* Text under study
BEGIN

As part of my role with National Dairy Council, I wrote this post which originally appeared on National Geographic’s site. You can see it here: When it comes to our food, what do we really mean when we say local?.
Where does our food come from? This question is top of mind for many people these days, especially when selecting food and making the best choices we can to support our health goals. As we become more removed from the farm (most people are at least four-plus generations removed from farming), we are intrigued by farmers, and want a closer connection to our food.
It feels good to say we support local farmers and ranchers, but what does “local” actually mean?
As a dietitian, whether counseling patients one on one after a diabetes diagnosis or to lose weight, or addressing a crowd about healthier choices and what that means, it’s my job to make nutrition make sense – take the science and turn it into information that informs people how to take the next step to better health from wherever they start.
Nutrition education used to focus on specific nutrients, or managing mealtime from a disease-state perspective. Then the food conversation got bigger. Time and skill for cooking lessened. It wasn’t just about the best food choices from each food group anymore, but now includes how to prepare foods that may not have made their way to the menu before.

END

* Input data
BEGIN

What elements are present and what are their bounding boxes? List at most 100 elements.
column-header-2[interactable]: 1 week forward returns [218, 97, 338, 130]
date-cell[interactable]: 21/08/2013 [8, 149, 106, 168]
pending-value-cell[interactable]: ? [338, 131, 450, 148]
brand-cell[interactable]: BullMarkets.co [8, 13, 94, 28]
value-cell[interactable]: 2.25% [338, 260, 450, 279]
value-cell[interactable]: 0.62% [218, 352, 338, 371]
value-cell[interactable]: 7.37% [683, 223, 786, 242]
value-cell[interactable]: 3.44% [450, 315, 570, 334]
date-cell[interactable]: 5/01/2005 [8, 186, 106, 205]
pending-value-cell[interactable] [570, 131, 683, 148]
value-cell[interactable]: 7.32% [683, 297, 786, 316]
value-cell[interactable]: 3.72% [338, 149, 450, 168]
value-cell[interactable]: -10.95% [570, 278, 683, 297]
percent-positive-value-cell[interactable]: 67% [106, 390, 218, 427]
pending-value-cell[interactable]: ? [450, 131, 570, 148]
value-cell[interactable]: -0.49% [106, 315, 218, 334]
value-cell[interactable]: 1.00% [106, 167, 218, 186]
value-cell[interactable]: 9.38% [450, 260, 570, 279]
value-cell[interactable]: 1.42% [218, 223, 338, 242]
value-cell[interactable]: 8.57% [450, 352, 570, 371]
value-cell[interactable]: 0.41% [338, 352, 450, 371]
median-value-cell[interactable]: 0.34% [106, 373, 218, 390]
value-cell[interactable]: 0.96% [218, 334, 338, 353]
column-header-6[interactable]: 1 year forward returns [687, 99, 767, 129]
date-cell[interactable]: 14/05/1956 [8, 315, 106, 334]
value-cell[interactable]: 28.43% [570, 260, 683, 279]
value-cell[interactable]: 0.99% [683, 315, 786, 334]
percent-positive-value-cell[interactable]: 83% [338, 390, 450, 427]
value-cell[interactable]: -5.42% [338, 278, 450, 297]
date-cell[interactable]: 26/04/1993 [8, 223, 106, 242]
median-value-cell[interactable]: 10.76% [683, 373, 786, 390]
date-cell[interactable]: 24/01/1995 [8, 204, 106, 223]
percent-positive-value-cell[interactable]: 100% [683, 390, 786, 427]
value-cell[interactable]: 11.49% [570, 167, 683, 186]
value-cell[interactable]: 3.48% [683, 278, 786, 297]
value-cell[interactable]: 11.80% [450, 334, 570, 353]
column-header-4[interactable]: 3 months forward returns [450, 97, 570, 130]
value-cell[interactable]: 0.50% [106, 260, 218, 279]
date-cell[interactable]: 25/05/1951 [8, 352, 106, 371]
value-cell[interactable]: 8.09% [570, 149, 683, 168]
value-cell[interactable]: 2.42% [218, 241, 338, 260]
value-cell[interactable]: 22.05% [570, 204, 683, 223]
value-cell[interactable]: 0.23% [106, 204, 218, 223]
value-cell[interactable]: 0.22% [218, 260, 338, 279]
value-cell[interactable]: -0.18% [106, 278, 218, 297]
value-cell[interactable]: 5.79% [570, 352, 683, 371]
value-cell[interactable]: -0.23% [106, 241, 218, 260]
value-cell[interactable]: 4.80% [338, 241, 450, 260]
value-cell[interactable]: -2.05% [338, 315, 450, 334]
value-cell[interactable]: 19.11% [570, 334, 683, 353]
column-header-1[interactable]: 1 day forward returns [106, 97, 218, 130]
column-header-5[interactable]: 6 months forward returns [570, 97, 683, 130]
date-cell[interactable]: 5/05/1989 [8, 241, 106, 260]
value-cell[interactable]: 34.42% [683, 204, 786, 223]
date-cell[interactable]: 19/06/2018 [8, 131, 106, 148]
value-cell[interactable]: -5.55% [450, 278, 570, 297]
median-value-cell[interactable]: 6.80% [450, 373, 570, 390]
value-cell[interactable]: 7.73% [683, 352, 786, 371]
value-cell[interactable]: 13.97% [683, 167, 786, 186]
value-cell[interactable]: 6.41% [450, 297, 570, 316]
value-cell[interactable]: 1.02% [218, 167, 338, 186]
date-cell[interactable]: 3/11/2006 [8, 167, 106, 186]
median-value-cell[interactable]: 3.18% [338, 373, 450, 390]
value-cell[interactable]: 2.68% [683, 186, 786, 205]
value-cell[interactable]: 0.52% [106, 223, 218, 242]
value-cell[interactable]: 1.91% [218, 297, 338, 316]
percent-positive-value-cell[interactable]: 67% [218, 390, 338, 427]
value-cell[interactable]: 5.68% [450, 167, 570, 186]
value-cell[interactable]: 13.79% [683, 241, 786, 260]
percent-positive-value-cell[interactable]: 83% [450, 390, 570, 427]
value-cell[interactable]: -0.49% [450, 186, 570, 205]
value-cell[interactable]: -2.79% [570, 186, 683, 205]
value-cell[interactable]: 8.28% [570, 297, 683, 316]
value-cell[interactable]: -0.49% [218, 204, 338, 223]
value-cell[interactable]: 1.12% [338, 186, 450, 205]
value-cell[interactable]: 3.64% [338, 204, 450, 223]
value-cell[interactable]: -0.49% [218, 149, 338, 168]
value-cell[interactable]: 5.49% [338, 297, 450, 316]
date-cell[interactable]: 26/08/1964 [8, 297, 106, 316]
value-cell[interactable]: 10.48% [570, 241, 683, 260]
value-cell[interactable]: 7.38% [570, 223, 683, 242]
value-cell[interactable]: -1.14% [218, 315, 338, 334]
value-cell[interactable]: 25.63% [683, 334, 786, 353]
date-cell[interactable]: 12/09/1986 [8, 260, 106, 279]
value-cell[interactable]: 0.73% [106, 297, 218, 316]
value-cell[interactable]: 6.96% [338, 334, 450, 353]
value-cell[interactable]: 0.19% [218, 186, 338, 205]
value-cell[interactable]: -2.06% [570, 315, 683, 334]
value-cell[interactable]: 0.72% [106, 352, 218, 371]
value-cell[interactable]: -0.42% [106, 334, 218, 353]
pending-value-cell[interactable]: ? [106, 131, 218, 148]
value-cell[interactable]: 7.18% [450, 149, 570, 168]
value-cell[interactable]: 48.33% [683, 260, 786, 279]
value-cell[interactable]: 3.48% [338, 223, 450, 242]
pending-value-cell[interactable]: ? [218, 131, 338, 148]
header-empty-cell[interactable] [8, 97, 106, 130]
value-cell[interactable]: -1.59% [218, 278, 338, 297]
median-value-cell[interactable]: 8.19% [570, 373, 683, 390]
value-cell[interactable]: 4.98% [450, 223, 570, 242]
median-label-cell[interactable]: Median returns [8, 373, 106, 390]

END

* Study questions
1 – From the post on local food, return the passage that begins at the words "As part of my" and stops after the words "to our food.".
2 – According to the post on local food, how far removed from farming are most people?
3 – Decide whether each statement agrees with the post on local food. Answer yes or no and quote the words that settle it.
(a) The post first appeared on National Geographic's site.
(b) Time and skill for cooking grew as the food conversation got bigger.
(c) The writer works as a dietitian.

* Exercise answers
1 –
As part of my role with National Dairy Council, I wrote this post which originally appeared on National Geographic’s site. You can see it here: When it comes to our food, what do we really mean when we say local?.
Where does our food come from? This question is top of mind for many people these days, especially when selecting food and making the best choices we can to support our health goals. As we become more removed from the farm (most people are at least four-plus generations removed from farming), we are intrigued by farmers, and want a closer connection to our food.

2 – At least four-plus generations removed.

3 –
(a) Yes: "which originally appeared on National Geographic’s site"
(b) No: "Time and skill for cooking lessened."
(c) Yes: "As a dietitian"